• _DATA TO PROCESS_:
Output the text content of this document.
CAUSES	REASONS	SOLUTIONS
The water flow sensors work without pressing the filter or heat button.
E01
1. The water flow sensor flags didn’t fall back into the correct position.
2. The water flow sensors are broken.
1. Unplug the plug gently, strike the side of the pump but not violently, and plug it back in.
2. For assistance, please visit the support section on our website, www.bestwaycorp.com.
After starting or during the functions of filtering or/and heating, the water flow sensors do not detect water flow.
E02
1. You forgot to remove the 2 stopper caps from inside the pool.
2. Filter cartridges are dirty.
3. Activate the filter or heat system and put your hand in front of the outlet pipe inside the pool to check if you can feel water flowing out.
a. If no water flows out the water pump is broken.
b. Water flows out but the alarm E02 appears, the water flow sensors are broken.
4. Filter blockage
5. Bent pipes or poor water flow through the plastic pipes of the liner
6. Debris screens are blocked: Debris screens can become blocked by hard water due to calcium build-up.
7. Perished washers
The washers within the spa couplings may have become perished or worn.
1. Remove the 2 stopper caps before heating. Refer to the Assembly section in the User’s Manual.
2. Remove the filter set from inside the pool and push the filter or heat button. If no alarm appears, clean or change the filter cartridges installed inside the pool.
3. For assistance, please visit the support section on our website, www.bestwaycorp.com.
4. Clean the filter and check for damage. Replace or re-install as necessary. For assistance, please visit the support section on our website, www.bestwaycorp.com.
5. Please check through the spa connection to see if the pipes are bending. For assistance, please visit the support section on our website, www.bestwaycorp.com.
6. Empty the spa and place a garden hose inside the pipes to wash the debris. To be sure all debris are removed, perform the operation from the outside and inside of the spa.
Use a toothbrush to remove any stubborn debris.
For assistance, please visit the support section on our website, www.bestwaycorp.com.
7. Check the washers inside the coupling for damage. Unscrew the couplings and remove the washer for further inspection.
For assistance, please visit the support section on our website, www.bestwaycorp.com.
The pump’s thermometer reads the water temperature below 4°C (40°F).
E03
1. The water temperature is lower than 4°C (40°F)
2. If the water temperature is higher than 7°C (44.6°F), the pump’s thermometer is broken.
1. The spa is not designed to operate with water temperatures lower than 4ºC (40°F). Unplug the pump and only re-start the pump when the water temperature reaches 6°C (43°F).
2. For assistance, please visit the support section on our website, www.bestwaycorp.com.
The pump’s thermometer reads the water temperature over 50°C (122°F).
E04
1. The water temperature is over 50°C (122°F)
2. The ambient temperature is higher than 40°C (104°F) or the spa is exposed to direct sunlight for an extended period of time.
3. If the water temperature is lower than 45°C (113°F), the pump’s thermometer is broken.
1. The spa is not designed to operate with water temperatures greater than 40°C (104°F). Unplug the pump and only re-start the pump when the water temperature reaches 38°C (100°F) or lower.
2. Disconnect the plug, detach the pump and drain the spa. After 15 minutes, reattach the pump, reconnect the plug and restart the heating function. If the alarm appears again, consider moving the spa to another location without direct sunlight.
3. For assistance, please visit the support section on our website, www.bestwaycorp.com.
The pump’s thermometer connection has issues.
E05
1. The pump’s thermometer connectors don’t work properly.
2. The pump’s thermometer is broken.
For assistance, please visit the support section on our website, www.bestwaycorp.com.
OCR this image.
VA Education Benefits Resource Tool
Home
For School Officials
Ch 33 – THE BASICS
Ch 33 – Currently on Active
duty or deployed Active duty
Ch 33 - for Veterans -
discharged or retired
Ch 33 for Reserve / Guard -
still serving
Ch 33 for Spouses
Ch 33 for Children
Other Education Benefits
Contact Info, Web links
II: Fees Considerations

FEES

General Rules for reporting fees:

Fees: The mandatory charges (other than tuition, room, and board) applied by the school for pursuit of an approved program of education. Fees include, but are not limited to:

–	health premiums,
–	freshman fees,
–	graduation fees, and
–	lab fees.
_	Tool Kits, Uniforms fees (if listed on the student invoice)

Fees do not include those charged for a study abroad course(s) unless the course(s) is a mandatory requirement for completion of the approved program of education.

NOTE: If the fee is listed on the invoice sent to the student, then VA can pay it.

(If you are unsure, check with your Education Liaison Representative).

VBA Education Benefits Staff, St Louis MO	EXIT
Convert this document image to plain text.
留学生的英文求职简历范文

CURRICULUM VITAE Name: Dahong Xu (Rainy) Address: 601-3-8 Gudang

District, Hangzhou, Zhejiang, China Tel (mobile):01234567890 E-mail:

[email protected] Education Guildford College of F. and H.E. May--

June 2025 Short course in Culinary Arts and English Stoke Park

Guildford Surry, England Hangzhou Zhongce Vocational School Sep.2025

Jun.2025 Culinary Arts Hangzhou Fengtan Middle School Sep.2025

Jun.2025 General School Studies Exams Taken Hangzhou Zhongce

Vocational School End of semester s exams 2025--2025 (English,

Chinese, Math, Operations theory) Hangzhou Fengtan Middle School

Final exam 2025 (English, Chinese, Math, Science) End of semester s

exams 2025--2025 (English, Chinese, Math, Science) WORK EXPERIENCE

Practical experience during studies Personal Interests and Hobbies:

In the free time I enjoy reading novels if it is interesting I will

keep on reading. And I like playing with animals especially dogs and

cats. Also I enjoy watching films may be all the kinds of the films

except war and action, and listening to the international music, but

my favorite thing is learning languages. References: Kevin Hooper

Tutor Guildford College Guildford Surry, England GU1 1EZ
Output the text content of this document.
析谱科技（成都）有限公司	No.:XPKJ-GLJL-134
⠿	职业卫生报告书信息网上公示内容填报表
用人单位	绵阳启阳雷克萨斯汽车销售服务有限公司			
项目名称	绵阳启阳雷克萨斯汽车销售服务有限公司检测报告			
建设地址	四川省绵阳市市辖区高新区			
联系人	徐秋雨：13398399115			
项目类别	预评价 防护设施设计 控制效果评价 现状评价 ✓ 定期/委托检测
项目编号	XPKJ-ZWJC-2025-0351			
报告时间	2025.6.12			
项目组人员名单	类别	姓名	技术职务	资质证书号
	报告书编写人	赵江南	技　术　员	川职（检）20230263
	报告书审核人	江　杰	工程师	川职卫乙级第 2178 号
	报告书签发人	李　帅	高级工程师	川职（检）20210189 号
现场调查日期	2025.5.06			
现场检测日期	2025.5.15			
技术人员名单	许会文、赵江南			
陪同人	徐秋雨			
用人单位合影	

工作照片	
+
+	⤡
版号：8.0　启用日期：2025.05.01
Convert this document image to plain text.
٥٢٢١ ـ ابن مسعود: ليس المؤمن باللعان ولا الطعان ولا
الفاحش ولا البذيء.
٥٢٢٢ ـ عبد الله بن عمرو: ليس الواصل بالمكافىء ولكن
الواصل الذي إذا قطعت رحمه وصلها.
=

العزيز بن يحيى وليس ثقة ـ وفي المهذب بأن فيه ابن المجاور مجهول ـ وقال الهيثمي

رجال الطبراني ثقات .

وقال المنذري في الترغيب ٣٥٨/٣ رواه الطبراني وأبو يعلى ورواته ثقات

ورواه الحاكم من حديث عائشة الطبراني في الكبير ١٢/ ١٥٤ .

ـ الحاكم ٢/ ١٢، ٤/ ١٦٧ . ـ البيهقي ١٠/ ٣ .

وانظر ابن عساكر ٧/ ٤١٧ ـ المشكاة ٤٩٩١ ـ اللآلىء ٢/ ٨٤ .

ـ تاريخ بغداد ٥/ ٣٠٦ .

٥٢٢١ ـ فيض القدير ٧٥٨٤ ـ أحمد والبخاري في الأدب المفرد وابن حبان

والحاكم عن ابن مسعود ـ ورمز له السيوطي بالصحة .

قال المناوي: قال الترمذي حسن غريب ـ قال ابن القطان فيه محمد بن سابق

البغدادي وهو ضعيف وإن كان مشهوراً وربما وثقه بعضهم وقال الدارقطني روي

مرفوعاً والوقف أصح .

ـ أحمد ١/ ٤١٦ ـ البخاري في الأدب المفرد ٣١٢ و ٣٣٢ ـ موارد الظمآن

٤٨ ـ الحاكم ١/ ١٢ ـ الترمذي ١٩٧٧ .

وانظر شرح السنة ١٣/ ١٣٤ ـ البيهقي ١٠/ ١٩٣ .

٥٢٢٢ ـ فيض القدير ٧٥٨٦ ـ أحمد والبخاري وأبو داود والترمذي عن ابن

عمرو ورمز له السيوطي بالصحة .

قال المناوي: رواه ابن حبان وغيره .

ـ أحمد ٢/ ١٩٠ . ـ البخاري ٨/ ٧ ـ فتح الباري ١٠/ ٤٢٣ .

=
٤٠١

• _WHAT TO DO_: Return from the data every line that holds "Culinary".

• _ANSWER TO THE TASK_:
June 2025 Short course in Culinary Arts and English Stoke Park
Jun.2025 Culinary Arts Hangzhou Fengtan Middle School Sep.2025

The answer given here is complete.